◆ Description of the task ◆
Print the data exactly as it is given, please.

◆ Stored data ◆
%%
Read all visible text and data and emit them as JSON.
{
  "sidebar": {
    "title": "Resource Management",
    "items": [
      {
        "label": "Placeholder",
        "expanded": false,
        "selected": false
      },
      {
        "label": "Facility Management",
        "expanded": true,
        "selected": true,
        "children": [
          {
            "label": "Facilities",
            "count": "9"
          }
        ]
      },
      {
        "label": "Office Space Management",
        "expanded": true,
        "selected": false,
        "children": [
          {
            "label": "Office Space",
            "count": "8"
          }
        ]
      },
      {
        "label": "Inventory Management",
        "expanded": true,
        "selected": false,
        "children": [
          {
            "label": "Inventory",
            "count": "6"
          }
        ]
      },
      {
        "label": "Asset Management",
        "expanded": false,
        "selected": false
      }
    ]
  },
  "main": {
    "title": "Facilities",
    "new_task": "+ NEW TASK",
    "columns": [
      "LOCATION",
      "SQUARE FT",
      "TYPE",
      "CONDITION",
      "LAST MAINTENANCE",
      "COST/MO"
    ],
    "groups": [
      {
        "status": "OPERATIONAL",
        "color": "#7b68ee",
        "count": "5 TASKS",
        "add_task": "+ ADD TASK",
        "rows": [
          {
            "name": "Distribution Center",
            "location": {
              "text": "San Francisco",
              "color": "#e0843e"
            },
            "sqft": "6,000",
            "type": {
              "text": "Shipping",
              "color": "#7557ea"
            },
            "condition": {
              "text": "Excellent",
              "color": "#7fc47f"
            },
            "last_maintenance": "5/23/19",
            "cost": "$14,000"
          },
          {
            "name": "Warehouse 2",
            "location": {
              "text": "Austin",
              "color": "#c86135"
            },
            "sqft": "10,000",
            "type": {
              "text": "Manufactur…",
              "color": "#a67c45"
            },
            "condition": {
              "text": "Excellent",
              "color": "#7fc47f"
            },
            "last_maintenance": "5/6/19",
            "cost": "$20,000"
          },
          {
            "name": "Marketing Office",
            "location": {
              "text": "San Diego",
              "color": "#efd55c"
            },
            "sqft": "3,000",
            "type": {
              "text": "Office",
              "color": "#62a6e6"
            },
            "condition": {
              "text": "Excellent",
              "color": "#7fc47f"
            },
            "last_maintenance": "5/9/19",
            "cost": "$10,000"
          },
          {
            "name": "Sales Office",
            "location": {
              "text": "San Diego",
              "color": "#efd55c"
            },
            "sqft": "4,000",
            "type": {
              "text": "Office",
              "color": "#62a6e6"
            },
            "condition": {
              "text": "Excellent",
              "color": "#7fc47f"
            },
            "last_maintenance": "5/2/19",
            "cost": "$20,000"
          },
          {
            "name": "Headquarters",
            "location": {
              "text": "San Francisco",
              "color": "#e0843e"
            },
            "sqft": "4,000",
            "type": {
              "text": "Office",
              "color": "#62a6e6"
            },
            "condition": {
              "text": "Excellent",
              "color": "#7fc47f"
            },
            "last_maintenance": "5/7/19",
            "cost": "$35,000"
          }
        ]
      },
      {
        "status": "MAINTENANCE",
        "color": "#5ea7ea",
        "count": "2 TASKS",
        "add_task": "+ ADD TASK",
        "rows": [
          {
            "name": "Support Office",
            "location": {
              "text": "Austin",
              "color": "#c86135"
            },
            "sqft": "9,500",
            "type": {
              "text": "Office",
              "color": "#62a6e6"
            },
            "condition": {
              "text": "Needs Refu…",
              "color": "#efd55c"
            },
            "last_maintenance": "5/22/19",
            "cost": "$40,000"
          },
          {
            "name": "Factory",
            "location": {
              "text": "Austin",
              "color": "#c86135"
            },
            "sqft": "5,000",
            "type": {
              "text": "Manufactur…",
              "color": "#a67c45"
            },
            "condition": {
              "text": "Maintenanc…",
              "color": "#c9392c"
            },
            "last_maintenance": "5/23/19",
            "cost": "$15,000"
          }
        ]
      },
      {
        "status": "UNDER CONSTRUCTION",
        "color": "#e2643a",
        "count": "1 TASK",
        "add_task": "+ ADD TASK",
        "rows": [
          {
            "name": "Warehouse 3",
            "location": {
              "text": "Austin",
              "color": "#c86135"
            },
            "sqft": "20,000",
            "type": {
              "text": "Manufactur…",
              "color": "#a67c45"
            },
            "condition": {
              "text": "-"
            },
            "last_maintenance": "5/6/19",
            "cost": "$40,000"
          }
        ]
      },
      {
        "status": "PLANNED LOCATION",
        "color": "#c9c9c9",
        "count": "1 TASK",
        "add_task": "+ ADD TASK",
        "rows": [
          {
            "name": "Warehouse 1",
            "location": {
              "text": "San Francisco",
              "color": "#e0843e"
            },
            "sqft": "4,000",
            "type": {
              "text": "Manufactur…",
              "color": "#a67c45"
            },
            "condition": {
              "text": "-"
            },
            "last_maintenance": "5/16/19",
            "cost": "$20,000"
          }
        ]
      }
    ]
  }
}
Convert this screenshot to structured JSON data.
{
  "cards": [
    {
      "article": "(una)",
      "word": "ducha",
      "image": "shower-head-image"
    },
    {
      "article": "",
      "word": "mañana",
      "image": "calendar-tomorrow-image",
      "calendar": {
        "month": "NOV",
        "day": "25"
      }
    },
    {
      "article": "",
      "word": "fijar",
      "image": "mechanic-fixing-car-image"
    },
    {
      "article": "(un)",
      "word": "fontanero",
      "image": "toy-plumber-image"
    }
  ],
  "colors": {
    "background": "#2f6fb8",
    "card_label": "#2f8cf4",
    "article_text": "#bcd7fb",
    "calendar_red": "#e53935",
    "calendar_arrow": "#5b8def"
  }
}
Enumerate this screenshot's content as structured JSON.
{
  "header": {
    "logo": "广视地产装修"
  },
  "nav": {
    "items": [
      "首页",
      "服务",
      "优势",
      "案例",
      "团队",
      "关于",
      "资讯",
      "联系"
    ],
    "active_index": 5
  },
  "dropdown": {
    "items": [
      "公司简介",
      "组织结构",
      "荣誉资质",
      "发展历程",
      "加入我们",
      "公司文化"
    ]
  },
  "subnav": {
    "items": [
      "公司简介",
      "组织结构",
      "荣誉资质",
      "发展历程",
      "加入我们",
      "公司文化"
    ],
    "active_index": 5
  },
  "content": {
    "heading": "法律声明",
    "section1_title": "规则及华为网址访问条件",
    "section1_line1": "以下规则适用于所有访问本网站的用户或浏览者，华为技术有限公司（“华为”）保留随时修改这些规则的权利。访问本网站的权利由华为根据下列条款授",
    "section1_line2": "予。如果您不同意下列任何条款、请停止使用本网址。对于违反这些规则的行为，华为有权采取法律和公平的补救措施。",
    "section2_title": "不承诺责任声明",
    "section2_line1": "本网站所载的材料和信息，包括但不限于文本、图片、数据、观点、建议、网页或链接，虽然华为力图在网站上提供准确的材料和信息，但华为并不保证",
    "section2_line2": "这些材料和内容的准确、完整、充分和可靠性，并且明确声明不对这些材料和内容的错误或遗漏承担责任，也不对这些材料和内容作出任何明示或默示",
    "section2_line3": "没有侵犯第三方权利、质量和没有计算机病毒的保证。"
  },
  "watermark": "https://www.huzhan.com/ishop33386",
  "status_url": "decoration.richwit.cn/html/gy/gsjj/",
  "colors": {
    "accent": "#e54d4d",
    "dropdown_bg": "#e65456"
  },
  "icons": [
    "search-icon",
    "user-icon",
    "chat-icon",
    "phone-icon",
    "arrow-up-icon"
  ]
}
%%
◆ Completed exercise ◆
Read all visible text and data and emit them as JSON.
{
  "sidebar": {
    "title": "Resource Management",
    "items": [
      {
        "label": "Placeholder",
        "expanded": false,
        "selected": false
      },
      {
        "label": "Facility Management",
        "expanded": true,
        "selected": true,
        "children": [
          {
            "label": "Facilities",
            "count": "9"
          }
        ]
      },
      {
        "label": "Office Space Management",
        "expanded": true,
        "selected": false,
        "children": [
          {
            "label": "Office Space",
            "count": "8"
          }
        ]
      },
      {
        "label": "Inventory Management",
        "expanded": true,
        "selected": false,
        "children": [
          {
            "label": "Inventory",
            "count": "6"
          }
        ]
      },
      {
        "label": "Asset Management",
        "expanded": false,
        "selected": false
      }
    ]
  },
  "main": {
    "title": "Facilities",
    "new_task": "+ NEW TASK",
    "columns": [
      "LOCATION",
      "SQUARE FT",
      "TYPE",
      "CONDITION",
      "LAST MAINTENANCE",
      "COST/MO"
    ],
    "groups": [
      {
        "status": "OPERATIONAL",
        "color": "#7b68ee",
        "count": "5 TASKS",
        "add_task": "+ ADD TASK",
        "rows": [
          {
            "name": "Distribution Center",
            "location": {
              "text": "San Francisco",
              "color": "#e0843e"
            },
            "sqft": "6,000",
            "type": {
              "text": "Shipping",
              "color": "#7557ea"
            },
            "condition": {
              "text": "Excellent",
              "color": "#7fc47f"
            },
            "last_maintenance": "5/23/19",
            "cost": "$14,000"
          },
          {
            "name": "Warehouse 2",
            "location": {
              "text": "Austin",
              "color": "#c86135"
            },
            "sqft": "10,000",
            "type": {
              "text": "Manufactur…",
              "color": "#a67c45"
            },
            "condition": {
              "text": "Excellent",
              "color": "#7fc47f"
            },
            "last_maintenance": "5/6/19",
            "cost": "$20,000"
          },
          {
            "name": "Marketing Office",
            "location": {
              "text": "San Diego",
              "color": "#efd55c"
            },
            "sqft": "3,000",
            "type": {
              "text": "Office",
              "color": "#62a6e6"
            },
            "condition": {
              "text": "Excellent",
              "color": "#7fc47f"
            },
            "last_maintenance": "5/9/19",
            "cost": "$10,000"
          },
          {
            "name": "Sales Office",
            "location": {
              "text": "San Diego",
              "color": "#efd55c"
            },
            "sqft": "4,000",
            "type": {
              "text": "Office",
              "color": "#62a6e6"
            },
            "condition": {
              "text": "Excellent",
              "color": "#7fc47f"
            },
            "last_maintenance": "5/2/19",
            "cost": "$20,000"
          },
          {
            "name": "Headquarters",
            "location": {
              "text": "San Francisco",
              "color": "#e0843e"
            },
            "sqft": "4,000",
            "type": {
              "text": "Office",
              "color": "#62a6e6"
            },
            "condition": {
              "text": "Excellent",
              "color": "#7fc47f"
            },
            "last_maintenance": "5/7/19",
            "cost": "$35,000"
          }
        ]
      },
      {
        "status": "MAINTENANCE",
        "color": "#5ea7ea",
        "count": "2 TASKS",
        "add_task": "+ ADD TASK",
        "rows": [
          {
            "name": "Support Office",
            "location": {
              "text": "Austin",
              "color": "#c86135"
            },
            "sqft": "9,500",
            "type": {
              "text": "Office",
              "color": "#62a6e6"
            },
            "condition": {
              "text": "Needs Refu…",
              "color": "#efd55c"
            },
            "last_maintenance": "5/22/19",
            "cost": "$40,000"
          },
          {
            "name": "Factory",
            "location": {
              "text": "Austin",
              "color": "#c86135"
            },
            "sqft": "5,000",
            "type": {
              "text": "Manufactur…",
              "color": "#a67c45"
            },
            "condition": {
              "text": "Maintenanc…",
              "color": "#c9392c"
            },
            "last_maintenance": "5/23/19",
            "cost": "$15,000"
          }
        ]
      },
      {
        "status": "UNDER CONSTRUCTION",
        "color": "#e2643a",
        "count": "1 TASK",
        "add_task": "+ ADD TASK",
        "rows": [
          {
            "name": "Warehouse 3",
            "location": {
              "text": "Austin",
              "color": "#c86135"
            },
            "sqft": "20,000",
            "type": {
              "text": "Manufactur…",
              "color": "#a67c45"
            },
            "condition": {
              "text": "-"
            },
            "last_maintenance": "5/6/19",
            "cost": "$40,000"
          }
        ]
      },
      {
        "status": "PLANNED LOCATION",
        "color": "#c9c9c9",
        "count": "1 TASK",
        "add_task": "+ ADD TASK",
        "rows": [
          {
            "name": "Warehouse 1",
            "location": {
              "text": "San Francisco",
              "color": "#e0843e"
            },
            "sqft": "4,000",
            "type": {
              "text": "Manufactur…",
              "color": "#a67c45"
            },
            "condition": {
              "text": "-"
            },
            "last_maintenance": "5/16/19",
            "cost": "$20,000"
          }
        ]
      }
    ]
  }
}
Convert this screenshot to structured JSON data.
{
  "cards": [
    {
      "article": "(una)",
      "word": "ducha",
      "image": "shower-head-image"
    },
    {
      "article": "",
      "word": "mañana",
      "image": "calendar-tomorrow-image",
      "calendar": {
        "month": "NOV",
        "day": "25"
      }
    },
    {
      "article": "",
      "word": "fijar",
      "image": "mechanic-fixing-car-image"
    },
    {
      "article": "(un)",
      "word": "fontanero",
      "image": "toy-plumber-image"
    }
  ],
  "colors": {
    "background": "#2f6fb8",
    "card_label": "#2f8cf4",
    "article_text": "#bcd7fb",
    "calendar_red": "#e53935",
    "calendar_arrow": "#5b8def"
  }
}
Enumerate this screenshot's content as structured JSON.
{
  "header": {
    "logo": "广视地产装修"
  },
  "nav": {
    "items": [
      "首页",
      "服务",
      "优势",
      "案例",
      "团队",
      "关于",
      "资讯",
      "联系"
    ],
    "active_index": 5
  },
  "dropdown": {
    "items": [
      "公司简介",
      "组织结构",
      "荣誉资质",
      "发展历程",
      "加入我们",
      "公司文化"
    ]
  },
  "subnav": {
    "items": [
      "公司简介",
      "组织结构",
      "荣誉资质",
      "发展历程",
      "加入我们",
      "公司文化"
    ],
    "active_index": 5
  },
  "content": {
    "heading": "法律声明",
    "section1_title": "规则及华为网址访问条件",
    "section1_line1": "以下规则适用于所有访问本网站的用户或浏览者，华为技术有限公司（“华为”）保留随时修改这些规则的权利。访问本网站的权利由华为根据下列条款授",
    "section1_line2": "予。如果您不同意下列任何条款、请停止使用本网址。对于违反这些规则的行为，华为有权采取法律和公平的补救措施。",
    "section2_title": "不承诺责任声明",
    "section2_line1": "本网站所载的材料和信息，包括但不限于文本、图片、数据、观点、建议、网页或链接，虽然华为力图在网站上提供准确的材料和信息，但华为并不保证",
    "section2_line2": "这些材料和内容的准确、完整、充分和可靠性，并且明确声明不对这些材料和内容的错误或遗漏承担责任，也不对这些材料和内容作出任何明示或默示",
    "section2_line3": "没有侵犯第三方权利、质量和没有计算机病毒的保证。"
  },
  "watermark": "https://www.huzhan.com/ishop33386",
  "status_url": "decoration.richwit.cn/html/gy/gsjj/",
  "colors": {
    "accent": "#e54d4d",
    "dropdown_bg": "#e65456"
  },
  "icons": [
    "search-icon",
    "user-icon",
    "chat-icon",
    "phone-icon",
    "arrow-up-icon"
  ]
}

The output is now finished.